• What you have to do
Will you output all of the data below exactly, omitting the images?

Figure content listings
-*-*-
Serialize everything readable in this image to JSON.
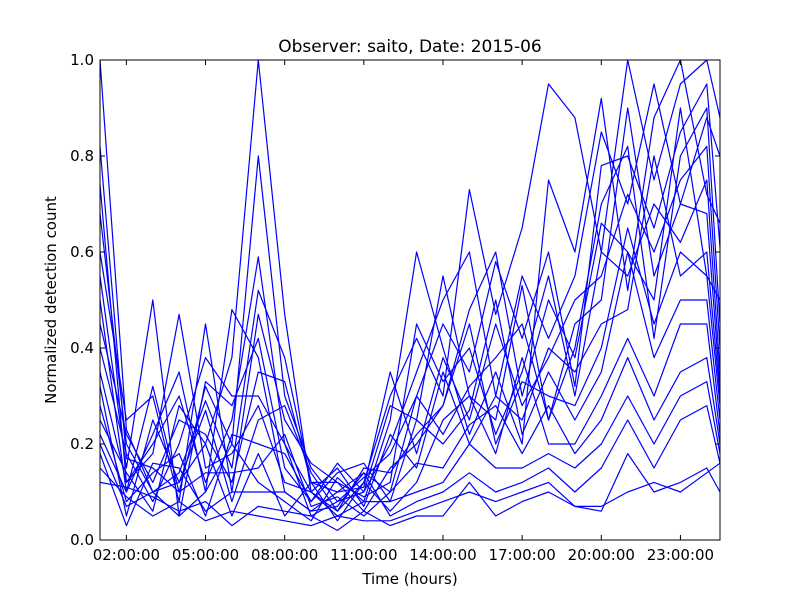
{
  "chart_data": {
    "type": "line",
    "title": "Observer: saito, Date: 2015-06",
    "xlabel": "Time (hours)",
    "ylabel": "Normalized detection count",
    "xlim": [
      1.0,
      24.5
    ],
    "ylim": [
      0.0,
      1.0
    ],
    "x_ticks": [
      2,
      5,
      8,
      11,
      14,
      17,
      20,
      23
    ],
    "x_tick_labels": [
      "02:00:00",
      "05:00:00",
      "08:00:00",
      "11:00:00",
      "14:00:00",
      "17:00:00",
      "20:00:00",
      "23:00:00"
    ],
    "y_ticks": [
      0.0,
      0.2,
      0.4,
      0.6,
      0.8,
      1.0
    ],
    "y_tick_labels": [
      "0.0",
      "0.2",
      "0.4",
      "0.6",
      "0.8",
      "1.0"
    ],
    "grid": false,
    "line_color": "#0000ff",
    "x": [
      1,
      2,
      3,
      4,
      5,
      6,
      7,
      8,
      9,
      10,
      11,
      12,
      13,
      14,
      15,
      16,
      17,
      18,
      19,
      20,
      21,
      22,
      23,
      24,
      24.5
    ],
    "series": [
      {
        "values": [
          1.0,
          0.23,
          0.1,
          0.12,
          0.2,
          0.38,
          1.0,
          0.47,
          0.1,
          0.06,
          0.12,
          0.3,
          0.42,
          0.3,
          0.73,
          0.47,
          0.65,
          0.95,
          0.88,
          0.6,
          1.0,
          0.75,
          0.95,
          1.0,
          0.88
        ]
      },
      {
        "values": [
          0.82,
          0.17,
          0.15,
          0.1,
          0.32,
          0.2,
          0.8,
          0.3,
          0.15,
          0.08,
          0.1,
          0.2,
          0.35,
          0.5,
          0.6,
          0.3,
          0.55,
          0.42,
          0.55,
          0.85,
          0.7,
          0.95,
          0.7,
          0.88,
          0.8
        ]
      },
      {
        "values": [
          0.74,
          0.12,
          0.2,
          0.3,
          0.12,
          0.25,
          0.59,
          0.2,
          0.1,
          0.05,
          0.08,
          0.25,
          0.6,
          0.4,
          0.22,
          0.35,
          0.2,
          0.75,
          0.6,
          0.92,
          0.52,
          0.88,
          1.0,
          0.72,
          0.66
        ]
      },
      {
        "values": [
          0.68,
          0.2,
          0.1,
          0.14,
          0.29,
          0.15,
          0.52,
          0.38,
          0.12,
          0.1,
          0.14,
          0.1,
          0.3,
          0.45,
          0.35,
          0.58,
          0.42,
          0.6,
          0.32,
          0.78,
          0.8,
          0.65,
          0.85,
          0.95,
          0.61
        ]
      },
      {
        "values": [
          0.6,
          0.25,
          0.3,
          0.08,
          0.45,
          0.1,
          0.47,
          0.25,
          0.16,
          0.12,
          0.06,
          0.15,
          0.2,
          0.28,
          0.48,
          0.6,
          0.3,
          0.5,
          0.38,
          0.66,
          0.6,
          0.5,
          0.9,
          0.55,
          0.5
        ]
      },
      {
        "values": [
          0.55,
          0.15,
          0.5,
          0.05,
          0.33,
          0.28,
          0.42,
          0.15,
          0.08,
          0.14,
          0.16,
          0.08,
          0.25,
          0.55,
          0.3,
          0.25,
          0.53,
          0.25,
          0.4,
          0.7,
          0.82,
          0.42,
          0.8,
          0.9,
          0.45
        ]
      },
      {
        "values": [
          0.5,
          0.1,
          0.22,
          0.35,
          0.1,
          0.48,
          0.38,
          0.1,
          0.06,
          0.1,
          0.11,
          0.35,
          0.18,
          0.38,
          0.25,
          0.45,
          0.28,
          0.38,
          0.5,
          0.55,
          0.72,
          0.6,
          0.75,
          0.82,
          0.4
        ]
      },
      {
        "values": [
          0.45,
          0.22,
          0.12,
          0.25,
          0.22,
          0.12,
          0.35,
          0.33,
          0.12,
          0.12,
          0.09,
          0.12,
          0.45,
          0.33,
          0.4,
          0.22,
          0.35,
          0.55,
          0.3,
          0.6,
          0.55,
          0.7,
          0.62,
          0.75,
          0.35
        ]
      },
      {
        "values": [
          0.4,
          0.18,
          0.08,
          0.2,
          0.38,
          0.3,
          0.3,
          0.2,
          0.05,
          0.08,
          0.13,
          0.18,
          0.3,
          0.22,
          0.32,
          0.38,
          0.45,
          0.25,
          0.45,
          0.5,
          0.9,
          0.55,
          0.7,
          0.68,
          0.32
        ]
      },
      {
        "values": [
          0.35,
          0.12,
          0.18,
          0.47,
          0.15,
          0.18,
          0.28,
          0.12,
          0.1,
          0.15,
          0.07,
          0.22,
          0.15,
          0.35,
          0.2,
          0.3,
          0.25,
          0.4,
          0.35,
          0.45,
          0.48,
          0.8,
          0.55,
          0.6,
          0.3
        ]
      },
      {
        "values": [
          0.32,
          0.05,
          0.25,
          0.12,
          0.27,
          0.08,
          0.25,
          0.28,
          0.14,
          0.06,
          0.15,
          0.14,
          0.22,
          0.28,
          0.45,
          0.2,
          0.33,
          0.3,
          0.28,
          0.4,
          0.65,
          0.45,
          0.6,
          0.55,
          0.28
        ]
      },
      {
        "values": [
          0.28,
          0.08,
          0.14,
          0.18,
          0.05,
          0.22,
          0.2,
          0.18,
          0.08,
          0.16,
          0.1,
          0.28,
          0.25,
          0.2,
          0.27,
          0.5,
          0.22,
          0.35,
          0.25,
          0.35,
          0.6,
          0.38,
          0.5,
          0.5,
          0.25
        ]
      },
      {
        "values": [
          0.25,
          0.14,
          0.06,
          0.28,
          0.2,
          0.05,
          0.18,
          0.05,
          0.12,
          0.04,
          0.12,
          0.06,
          0.12,
          0.25,
          0.3,
          0.18,
          0.38,
          0.2,
          0.2,
          0.3,
          0.42,
          0.3,
          0.45,
          0.45,
          0.22
        ]
      },
      {
        "values": [
          0.22,
          0.1,
          0.32,
          0.1,
          0.14,
          0.14,
          0.15,
          0.22,
          0.07,
          0.09,
          0.05,
          0.1,
          0.16,
          0.15,
          0.24,
          0.28,
          0.18,
          0.28,
          0.18,
          0.25,
          0.38,
          0.25,
          0.35,
          0.38,
          0.2
        ]
      },
      {
        "values": [
          0.2,
          0.07,
          0.1,
          0.05,
          0.1,
          0.2,
          0.12,
          0.08,
          0.04,
          0.13,
          0.08,
          0.08,
          0.1,
          0.12,
          0.2,
          0.15,
          0.15,
          0.18,
          0.15,
          0.2,
          0.3,
          0.2,
          0.3,
          0.33,
          0.18
        ]
      },
      {
        "values": [
          0.18,
          0.03,
          0.16,
          0.15,
          0.06,
          0.1,
          0.1,
          0.1,
          0.06,
          0.07,
          0.14,
          0.05,
          0.08,
          0.1,
          0.14,
          0.1,
          0.12,
          0.15,
          0.1,
          0.15,
          0.25,
          0.15,
          0.25,
          0.28,
          0.16
        ]
      },
      {
        "values": [
          0.15,
          0.09,
          0.05,
          0.08,
          0.04,
          0.06,
          0.05,
          0.04,
          0.03,
          0.05,
          0.04,
          0.04,
          0.06,
          0.08,
          0.1,
          0.08,
          0.1,
          0.12,
          0.07,
          0.07,
          0.1,
          0.12,
          0.1,
          0.14,
          0.16
        ]
      },
      {
        "values": [
          0.12,
          0.11,
          0.09,
          0.06,
          0.08,
          0.03,
          0.07,
          0.06,
          0.05,
          0.02,
          0.06,
          0.03,
          0.05,
          0.05,
          0.12,
          0.05,
          0.08,
          0.1,
          0.07,
          0.06,
          0.18,
          0.1,
          0.12,
          0.15,
          0.1
        ]
      }
    ]
  }
}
-*-*-
• Exercise solution
Serialize everything readable in this image to JSON.
{
  "chart_data": {
    "type": "line",
    "title": "Observer: saito, Date: 2015-06",
    "xlabel": "Time (hours)",
    "ylabel": "Normalized detection count",
    "xlim": [
      1.0,
      24.5
    ],
    "ylim": [
      0.0,
      1.0
    ],
    "x_ticks": [
      2,
      5,
      8,
      11,
      14,
      17,
      20,
      23
    ],
    "x_tick_labels": [
      "02:00:00",
      "05:00:00",
      "08:00:00",
      "11:00:00",
      "14:00:00",
      "17:00:00",
      "20:00:00",
      "23:00:00"
    ],
    "y_ticks": [
      0.0,
      0.2,
      0.4,
      0.6,
      0.8,
      1.0
    ],
    "y_tick_labels": [
      "0.0",
      "0.2",
      "0.4",
      "0.6",
      "0.8",
      "1.0"
    ],
    "grid": false,
    "line_color": "#0000ff",
    "x": [
      1,
      2,
      3,
      4,
      5,
      6,
      7,
      8,
      9,
      10,
      11,
      12,
      13,
      14,
      15,
      16,
      17,
      18,
      19,
      20,
      21,
      22,
      23,
      24,
      24.5
    ],
    "series": [
      {
        "values": [
          1.0,
          0.23,
          0.1,
          0.12,
          0.2,
          0.38,
          1.0,
          0.47,
          0.1,
          0.06,
          0.12,
          0.3,
          0.42,
          0.3,
          0.73,
          0.47,
          0.65,
          0.95,
          0.88,
          0.6,
          1.0,
          0.75,
          0.95,
          1.0,
          0.88
        ]
      },
      {
        "values": [
          0.82,
          0.17,
          0.15,
          0.1,
          0.32,
          0.2,
          0.8,
          0.3,
          0.15,
          0.08,
          0.1,
          0.2,
          0.35,
          0.5,
          0.6,
          0.3,
          0.55,
          0.42,
          0.55,
          0.85,
          0.7,
          0.95,
          0.7,
          0.88,
          0.8
        ]
      },
      {
        "values": [
          0.74,
          0.12,
          0.2,
          0.3,
          0.12,
          0.25,
          0.59,
          0.2,
          0.1,
          0.05,
          0.08,
          0.25,
          0.6,
          0.4,
          0.22,
          0.35,
          0.2,
          0.75,
          0.6,
          0.92,
          0.52,
          0.88,
          1.0,
          0.72,
          0.66
        ]
      },
      {
        "values": [
          0.68,
          0.2,
          0.1,
          0.14,
          0.29,
          0.15,
          0.52,
          0.38,
          0.12,
          0.1,
          0.14,
          0.1,
          0.3,
          0.45,
          0.35,
          0.58,
          0.42,
          0.6,
          0.32,
          0.78,
          0.8,
          0.65,
          0.85,
          0.95,
          0.61
        ]
      },
      {
        "values": [
          0.6,
          0.25,
          0.3,
          0.08,
          0.45,
          0.1,
          0.47,
          0.25,
          0.16,
          0.12,
          0.06,
          0.15,
          0.2,
          0.28,
          0.48,
          0.6,
          0.3,
          0.5,
          0.38,
          0.66,
          0.6,
          0.5,
          0.9,
          0.55,
          0.5
        ]
      },
      {
        "values": [
          0.55,
          0.15,
          0.5,
          0.05,
          0.33,
          0.28,
          0.42,
          0.15,
          0.08,
          0.14,
          0.16,
          0.08,
          0.25,
          0.55,
          0.3,
          0.25,
          0.53,
          0.25,
          0.4,
          0.7,
          0.82,
          0.42,
          0.8,
          0.9,
          0.45
        ]
      },
      {
        "values": [
          0.5,
          0.1,
          0.22,
          0.35,
          0.1,
          0.48,
          0.38,
          0.1,
          0.06,
          0.1,
          0.11,
          0.35,
          0.18,
          0.38,
          0.25,
          0.45,
          0.28,
          0.38,
          0.5,
          0.55,
          0.72,
          0.6,
          0.75,
          0.82,
          0.4
        ]
      },
      {
        "values": [
          0.45,
          0.22,
          0.12,
          0.25,
          0.22,
          0.12,
          0.35,
          0.33,
          0.12,
          0.12,
          0.09,
          0.12,
          0.45,
          0.33,
          0.4,
          0.22,
          0.35,
          0.55,
          0.3,
          0.6,
          0.55,
          0.7,
          0.62,
          0.75,
          0.35
        ]
      },
      {
        "values": [
          0.4,
          0.18,
          0.08,
          0.2,
          0.38,
          0.3,
          0.3,
          0.2,
          0.05,
          0.08,
          0.13,
          0.18,
          0.3,
          0.22,
          0.32,
          0.38,
          0.45,
          0.25,
          0.45,
          0.5,
          0.9,
          0.55,
          0.7,
          0.68,
          0.32
        ]
      },
      {
        "values": [
          0.35,
          0.12,
          0.18,
          0.47,
          0.15,
          0.18,
          0.28,
          0.12,
          0.1,
          0.15,
          0.07,
          0.22,
          0.15,
          0.35,
          0.2,
          0.3,
          0.25,
          0.4,
          0.35,
          0.45,
          0.48,
          0.8,
          0.55,
          0.6,
          0.3
        ]
      },
      {
        "values": [
          0.32,
          0.05,
          0.25,
          0.12,
          0.27,
          0.08,
          0.25,
          0.28,
          0.14,
          0.06,
          0.15,
          0.14,
          0.22,
          0.28,
          0.45,
          0.2,
          0.33,
          0.3,
          0.28,
          0.4,
          0.65,
          0.45,
          0.6,
          0.55,
          0.28
        ]
      },
      {
        "values": [
          0.28,
          0.08,
          0.14,
          0.18,
          0.05,
          0.22,
          0.2,
          0.18,
          0.08,
          0.16,
          0.1,
          0.28,
          0.25,
          0.2,
          0.27,
          0.5,
          0.22,
          0.35,
          0.25,
          0.35,
          0.6,
          0.38,
          0.5,
          0.5,
          0.25
        ]
      },
      {
        "values": [
          0.25,
          0.14,
          0.06,
          0.28,
          0.2,
          0.05,
          0.18,
          0.05,
          0.12,
          0.04,
          0.12,
          0.06,
          0.12,
          0.25,
          0.3,
          0.18,
          0.38,
          0.2,
          0.2,
          0.3,
          0.42,
          0.3,
          0.45,
          0.45,
          0.22
        ]
      },
      {
        "values": [
          0.22,
          0.1,
          0.32,
          0.1,
          0.14,
          0.14,
          0.15,
          0.22,
          0.07,
          0.09,
          0.05,
          0.1,
          0.16,
          0.15,
          0.24,
          0.28,
          0.18,
          0.28,
          0.18,
          0.25,
          0.38,
          0.25,
          0.35,
          0.38,
          0.2
        ]
      },
      {
        "values": [
          0.2,
          0.07,
          0.1,
          0.05,
          0.1,
          0.2,
          0.12,
          0.08,
          0.04,
          0.13,
          0.08,
          0.08,
          0.1,
          0.12,
          0.2,
          0.15,
          0.15,
          0.18,
          0.15,
          0.2,
          0.3,
          0.2,
          0.3,
          0.33,
          0.18
        ]
      },
      {
        "values": [
          0.18,
          0.03,
          0.16,
          0.15,
          0.06,
          0.1,
          0.1,
          0.1,
          0.06,
          0.07,
          0.14,
          0.05,
          0.08,
          0.1,
          0.14,
          0.1,
          0.12,
          0.15,
          0.1,
          0.15,
          0.25,
          0.15,
          0.25,
          0.28,
          0.16
        ]
      },
      {
        "values": [
          0.15,
          0.09,
          0.05,
          0.08,
          0.04,
          0.06,
          0.05,
          0.04,
          0.03,
          0.05,
          0.04,
          0.04,
          0.06,
          0.08,
          0.1,
          0.08,
          0.1,
          0.12,
          0.07,
          0.07,
          0.1,
          0.12,
          0.1,
          0.14,
          0.16
        ]
      },
      {
        "values": [
          0.12,
          0.11,
          0.09,
          0.06,
          0.08,
          0.03,
          0.07,
          0.06,
          0.05,
          0.02,
          0.06,
          0.03,
          0.05,
          0.05,
          0.12,
          0.05,
          0.08,
          0.1,
          0.07,
          0.06,
          0.18,
          0.1,
          0.12,
          0.15,
          0.1
        ]
      }
    ]
  }
}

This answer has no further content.